Source document ▸
Hyde was born of an Anglo-Irish family in Castlerea, County Roscommon, and raised in Frenchpark, where his father was the Church of Ireland rector at Tibohine.  He was fascinated at an early age by the local people speaking Irish, and was inspired by them to study the language.  While society at the time looked down on the Irish language as backward and old-fashioned (an attitude that was contributing to its rapid decline), Hyde’s love for the language and the people from which it sprang blossomed.  His powerful determination to preserve Ireland’s linguistic and cultural past led him to found the Gaelic League, which championed the revival of the Irish language, and become its first president.  Along with the Gaelic Athletic Association, the League inspired the dedication of young Irish generations to not only know the history and culture of their people but to strive for a re-flowering of this culture.

 

Douglas Hyde was elected first President of Ireland not just for his non-partisan reputation but because he was a symbol to Irish people of the Ireland of the past and the Ireland of the future they wished to build.  Scholar, collector of folk songs, writer, Irish activist, politician, President – above all, Hyde was a simple man who loved the simple people of his youth speaking the Roscommon dialect of the Irish language, and who communicated his love to the entire nation.

 

The Council presents this award to an exemplary individual whose dedication to the Irish language continues the work of Dr. Douglas Hyde in preserving the rich legacy of Ireland’s ancient tongue and keeping it alive among the people of our world today.

Excerpted records ▸

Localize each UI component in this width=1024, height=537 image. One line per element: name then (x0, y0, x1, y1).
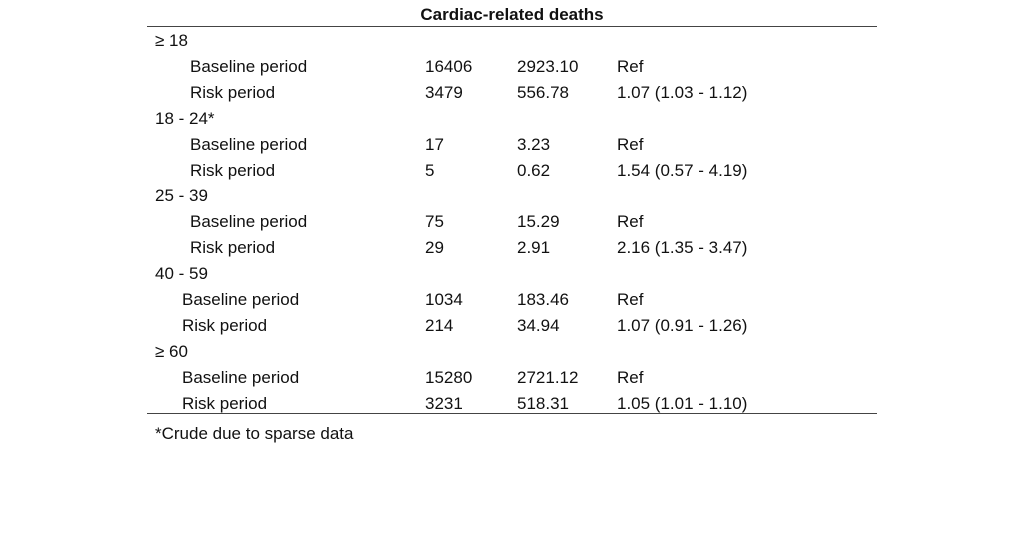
--
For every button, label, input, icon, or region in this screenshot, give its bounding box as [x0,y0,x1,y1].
==
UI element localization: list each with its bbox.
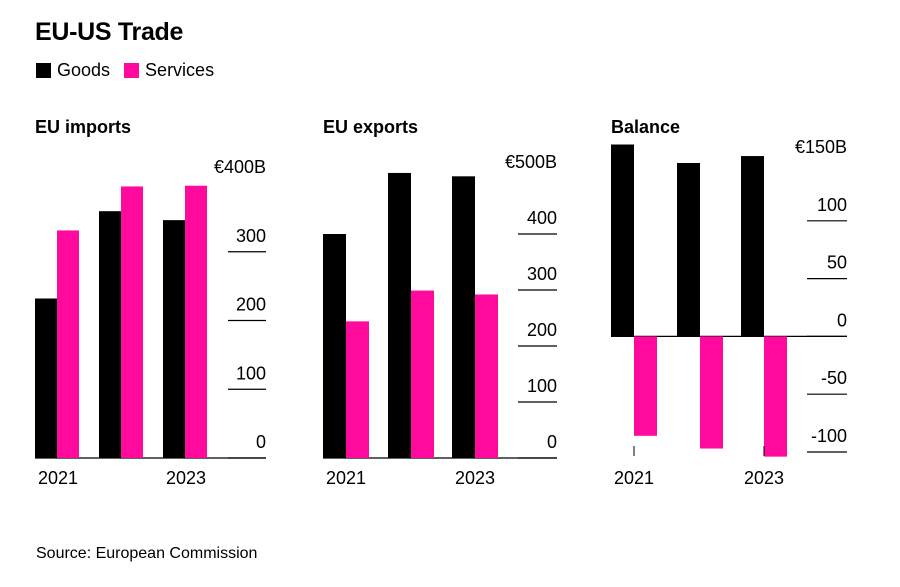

Requirement A ▸
Reproduce the part of the Douglas Hyde passage starting with "Douglas Hyde was" and going on through "our world today.".
Requirement B ▸
Answer these questions using the Douglas Hyde passage.
(i) In what town and county was Hyde born?
(ii) What organization did Hyde found and serve as first president?
(iii) Which dialect of Irish did the people of Hyde's youth speak?

Task response A ▸
Douglas Hyde was elected first President of Ireland not just for his non-partisan reputation but because he was a symbol to Irish people of the Ireland of the past and the Ireland of the future they wished to build.  Scholar, collector of folk songs, writer, Irish activist, politician, President – above all, Hyde was a simple man who loved the simple people of his youth speaking the Roscommon dialect of the Irish language, and who communicated his love to the entire nation.

 

The Council presents this award to an exemplary individual whose dedication to the Irish language continues the work of Dr. Douglas Hyde in preserving the rich legacy of Ireland’s ancient tongue and keeping it alive among the people of our world today.

Task response B ▸
(i) Castlerea, County Roscommon
(ii) The Gaelic League
(iii) The Roscommon dialect